*Text*
How do I use Topology Aware Hints in Amazon EKS?

4 minute read
0

I want to use Topology Aware Hints (TAH) in my Amazon Elastic Kubernetes Service (Amazon EKS) cluster.

Resolution

Note: TAH might not be suitable for clusters that have Amazon Elastic Compute Cloud (Amazon EC2) Spot Instances, Horizontal Pod Autoscaling, or auto scaling turned on. When you use these cluster configurations, you can't achieve an allocation that's proportional to the CPU cores allocated to nodes and exceed the allowed overhead threshold. Also, if there are pod assignment constraints that prohibit endpoint redistribution, then kube-proxy doesn't use TAH.

Before you begin, take the following actions:

  • Make sure that your Amazon EKS cluster version is 1.24 or later.
  • Set up an Amazon EKS cluster and a managed node group with three nodes. Each node must have the same CPU capacity and be distributed across three Availability Zones.

To use TAH in Amazon EKS, complete the following steps:

  1. Create a new namespace:
    Note: Replace example-namespace with your namespace name.

    apiVersion: v1  
    kind: Namespace  
    metadata:  
      name: "example-namespace"  
      labels:  
        pod-security.kubernetes.io/audit: restricted  
        pod-security.kubernetes.io/enforce: restricted   
        pod-security.kubernetes.io/warn: restricted
  2. Use the BusyBox image to create a sample deployment:
    Note: Replace example-deployment-name with your deployment name and example-namespace with your namespace name.

Records from a data collection

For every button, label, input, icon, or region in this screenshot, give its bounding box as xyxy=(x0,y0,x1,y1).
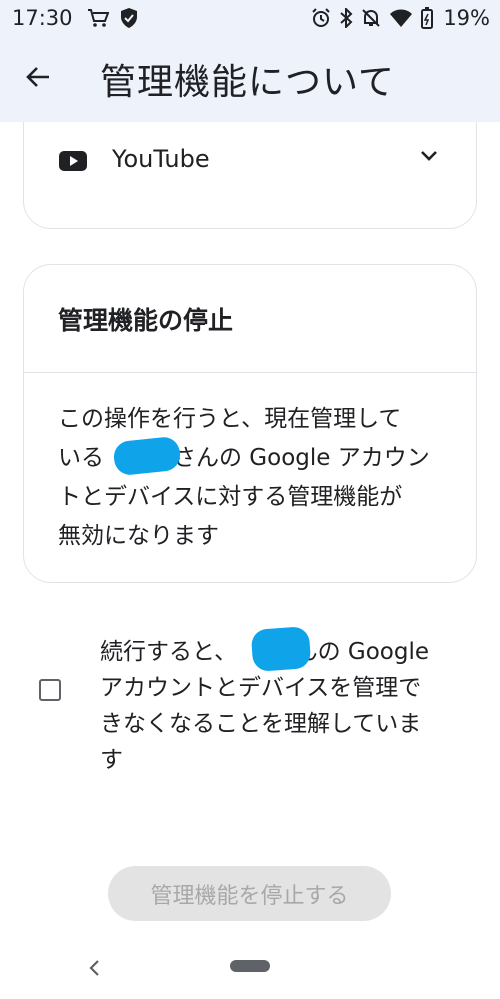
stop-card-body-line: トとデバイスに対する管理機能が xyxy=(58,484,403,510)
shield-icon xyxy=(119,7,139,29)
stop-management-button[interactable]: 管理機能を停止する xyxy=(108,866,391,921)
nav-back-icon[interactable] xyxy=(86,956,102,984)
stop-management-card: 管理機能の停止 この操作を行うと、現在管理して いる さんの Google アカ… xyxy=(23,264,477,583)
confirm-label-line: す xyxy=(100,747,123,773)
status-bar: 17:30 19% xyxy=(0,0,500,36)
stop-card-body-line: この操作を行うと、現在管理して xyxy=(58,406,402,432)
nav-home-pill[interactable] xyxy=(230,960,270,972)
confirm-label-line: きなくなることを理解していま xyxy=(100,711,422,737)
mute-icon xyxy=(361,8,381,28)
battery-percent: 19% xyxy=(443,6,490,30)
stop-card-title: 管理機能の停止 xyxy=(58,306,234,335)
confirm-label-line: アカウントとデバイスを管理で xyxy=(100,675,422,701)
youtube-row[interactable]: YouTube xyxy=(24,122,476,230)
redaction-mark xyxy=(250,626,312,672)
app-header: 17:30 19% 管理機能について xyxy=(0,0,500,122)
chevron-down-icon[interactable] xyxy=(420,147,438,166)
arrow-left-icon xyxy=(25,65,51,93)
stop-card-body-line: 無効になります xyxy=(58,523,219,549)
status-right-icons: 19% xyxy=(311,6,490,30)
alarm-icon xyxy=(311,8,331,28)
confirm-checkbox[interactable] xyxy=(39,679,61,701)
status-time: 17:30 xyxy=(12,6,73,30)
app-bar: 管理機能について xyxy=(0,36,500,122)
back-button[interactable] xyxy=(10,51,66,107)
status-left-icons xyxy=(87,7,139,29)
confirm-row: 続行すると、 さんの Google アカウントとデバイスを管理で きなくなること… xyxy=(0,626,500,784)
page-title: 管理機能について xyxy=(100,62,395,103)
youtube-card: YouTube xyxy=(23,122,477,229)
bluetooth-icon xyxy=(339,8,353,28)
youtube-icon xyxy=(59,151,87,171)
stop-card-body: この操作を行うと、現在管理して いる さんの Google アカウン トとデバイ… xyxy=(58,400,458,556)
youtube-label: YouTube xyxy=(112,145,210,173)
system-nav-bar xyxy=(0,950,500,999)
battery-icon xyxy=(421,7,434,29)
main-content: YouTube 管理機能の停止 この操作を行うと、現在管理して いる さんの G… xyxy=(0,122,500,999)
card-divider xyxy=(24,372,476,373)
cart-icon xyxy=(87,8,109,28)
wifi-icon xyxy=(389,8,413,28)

*Request*
Can you pick up the text on Topology Aware Hints in Amazon EKS right after its last line and carry it forward? These records are separate material and have no connection to the text on Topology Aware Hints in Amazon EKS.

*Reply*
    apiVersion: apps/v1  
    kind: Deployment  
    metadata:  
      name: example-deployment-name  
      namespace: example-namespace  
    spec:  
      replicas: 3  
      selector:  
        matchLabels:  
          app: demo  
      template:  
        metadata:  
          labels:  
            app: demo  
        spec:  
          dnsPolicy: Default  
          enableServiceLinks: false  
          automountServiceAccountToken: false   
          securityContext:  
            seccompProfile:  
              type: RuntimeDefault  
            runAsNonRoot: true   
            runAsUser: 1000   
            runAsGroup: 1000  
          containers:  
            - name: busybox  
              image: public.ecr.aws/docker/library/busybox:latest  
              command: ["/bin/sh"]  
              args:  
                - "-c"  
                - |  
                  echo "<html><body><h1>PodName: $MY_POD_NAME  NodeName: $MY_NODE_NAME podIP:$MY_POD_IP</h1></body></html>" > /tmp/index.html;  
                  while true; do  
                    printf 'HTTP/1.1 200 OK\n\n%s\n' $(cat /tmp/index.html) | nc -l -p 8080       
                  done  
              ports:  
                - containerPort: 8080  
              env:  
              - name: MY_NODE_NAME  
                valueFrom:  
                 fieldRef:  
                  fieldPath: spec.nodeName  
              - name: MY_POD_IP  
                valueFrom:  
                  fieldRef:  
                    fieldPath: status.podIP  
              - name: MY_POD_NAME  
                valueFrom:  
                  fieldRef:  
                    fieldPath: metadata.name  
              resources:  
                limits:  
                  memory: "128Mi"  
                  cpu: "500m"  
                requests:  
                  memory: "64Mi"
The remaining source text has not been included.